GOAL: All of the records below need to be copied exactly.

RECORDS:
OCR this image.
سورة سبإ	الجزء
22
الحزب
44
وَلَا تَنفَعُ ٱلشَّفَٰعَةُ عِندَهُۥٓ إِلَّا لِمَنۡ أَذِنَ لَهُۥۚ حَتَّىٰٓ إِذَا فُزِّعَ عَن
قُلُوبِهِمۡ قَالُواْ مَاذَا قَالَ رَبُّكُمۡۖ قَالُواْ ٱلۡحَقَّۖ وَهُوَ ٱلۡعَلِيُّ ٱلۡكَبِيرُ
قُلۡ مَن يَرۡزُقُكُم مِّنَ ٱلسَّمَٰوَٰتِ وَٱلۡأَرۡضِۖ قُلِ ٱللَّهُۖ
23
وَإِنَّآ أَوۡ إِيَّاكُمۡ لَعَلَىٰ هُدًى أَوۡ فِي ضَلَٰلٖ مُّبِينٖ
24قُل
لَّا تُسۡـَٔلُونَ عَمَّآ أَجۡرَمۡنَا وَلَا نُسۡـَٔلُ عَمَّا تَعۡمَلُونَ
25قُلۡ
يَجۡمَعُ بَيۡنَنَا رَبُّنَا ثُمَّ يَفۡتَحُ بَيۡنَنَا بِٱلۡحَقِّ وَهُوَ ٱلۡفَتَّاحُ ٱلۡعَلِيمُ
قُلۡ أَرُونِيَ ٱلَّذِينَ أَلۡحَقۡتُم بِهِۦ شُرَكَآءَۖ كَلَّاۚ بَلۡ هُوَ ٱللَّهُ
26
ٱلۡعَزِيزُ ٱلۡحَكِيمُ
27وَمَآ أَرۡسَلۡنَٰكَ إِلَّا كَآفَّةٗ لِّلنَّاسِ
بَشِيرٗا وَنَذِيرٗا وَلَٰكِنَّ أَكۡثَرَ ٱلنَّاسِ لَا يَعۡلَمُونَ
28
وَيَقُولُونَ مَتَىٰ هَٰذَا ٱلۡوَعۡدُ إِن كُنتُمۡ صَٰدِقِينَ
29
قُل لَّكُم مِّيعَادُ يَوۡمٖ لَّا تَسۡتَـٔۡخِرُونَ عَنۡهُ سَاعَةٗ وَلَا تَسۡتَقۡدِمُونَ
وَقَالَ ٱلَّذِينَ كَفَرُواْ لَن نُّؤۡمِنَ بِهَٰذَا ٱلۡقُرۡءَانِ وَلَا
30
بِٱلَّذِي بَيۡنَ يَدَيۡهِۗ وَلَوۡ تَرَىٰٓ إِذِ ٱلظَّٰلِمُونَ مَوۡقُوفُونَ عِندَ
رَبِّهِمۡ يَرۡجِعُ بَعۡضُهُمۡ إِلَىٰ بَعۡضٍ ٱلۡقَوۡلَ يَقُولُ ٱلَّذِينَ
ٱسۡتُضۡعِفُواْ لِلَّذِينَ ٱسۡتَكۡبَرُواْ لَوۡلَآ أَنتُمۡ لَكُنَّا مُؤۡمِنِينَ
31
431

THE RESPONSE:
OCR this image.
سورة سبإ	الجزء
22
الحزب
44
وَلَا تَنفَعُ ٱلشَّفَٰعَةُ عِندَهُۥٓ إِلَّا لِمَنۡ أَذِنَ لَهُۥۚ حَتَّىٰٓ إِذَا فُزِّعَ عَن
قُلُوبِهِمۡ قَالُواْ مَاذَا قَالَ رَبُّكُمۡۖ قَالُواْ ٱلۡحَقَّۖ وَهُوَ ٱلۡعَلِيُّ ٱلۡكَبِيرُ
قُلۡ مَن يَرۡزُقُكُم مِّنَ ٱلسَّمَٰوَٰتِ وَٱلۡأَرۡضِۖ قُلِ ٱللَّهُۖ
23
وَإِنَّآ أَوۡ إِيَّاكُمۡ لَعَلَىٰ هُدًى أَوۡ فِي ضَلَٰلٖ مُّبِينٖ
24قُل
لَّا تُسۡـَٔلُونَ عَمَّآ أَجۡرَمۡنَا وَلَا نُسۡـَٔلُ عَمَّا تَعۡمَلُونَ
25قُلۡ
يَجۡمَعُ بَيۡنَنَا رَبُّنَا ثُمَّ يَفۡتَحُ بَيۡنَنَا بِٱلۡحَقِّ وَهُوَ ٱلۡفَتَّاحُ ٱلۡعَلِيمُ
قُلۡ أَرُونِيَ ٱلَّذِينَ أَلۡحَقۡتُم بِهِۦ شُرَكَآءَۖ كَلَّاۚ بَلۡ هُوَ ٱللَّهُ
26
ٱلۡعَزِيزُ ٱلۡحَكِيمُ
27وَمَآ أَرۡسَلۡنَٰكَ إِلَّا كَآفَّةٗ لِّلنَّاسِ
بَشِيرٗا وَنَذِيرٗا وَلَٰكِنَّ أَكۡثَرَ ٱلنَّاسِ لَا يَعۡلَمُونَ
28
وَيَقُولُونَ مَتَىٰ هَٰذَا ٱلۡوَعۡدُ إِن كُنتُمۡ صَٰدِقِينَ
29
قُل لَّكُم مِّيعَادُ يَوۡمٖ لَّا تَسۡتَـٔۡخِرُونَ عَنۡهُ سَاعَةٗ وَلَا تَسۡتَقۡدِمُونَ
وَقَالَ ٱلَّذِينَ كَفَرُواْ لَن نُّؤۡمِنَ بِهَٰذَا ٱلۡقُرۡءَانِ وَلَا
30
بِٱلَّذِي بَيۡنَ يَدَيۡهِۗ وَلَوۡ تَرَىٰٓ إِذِ ٱلظَّٰلِمُونَ مَوۡقُوفُونَ عِندَ
رَبِّهِمۡ يَرۡجِعُ بَعۡضُهُمۡ إِلَىٰ بَعۡضٍ ٱلۡقَوۡلَ يَقُولُ ٱلَّذِينَ
ٱسۡتُضۡعِفُواْ لِلَّذِينَ ٱسۡتَكۡبَرُواْ لَوۡلَآ أَنتُمۡ لَكُنَّا مُؤۡمِنِينَ
31
431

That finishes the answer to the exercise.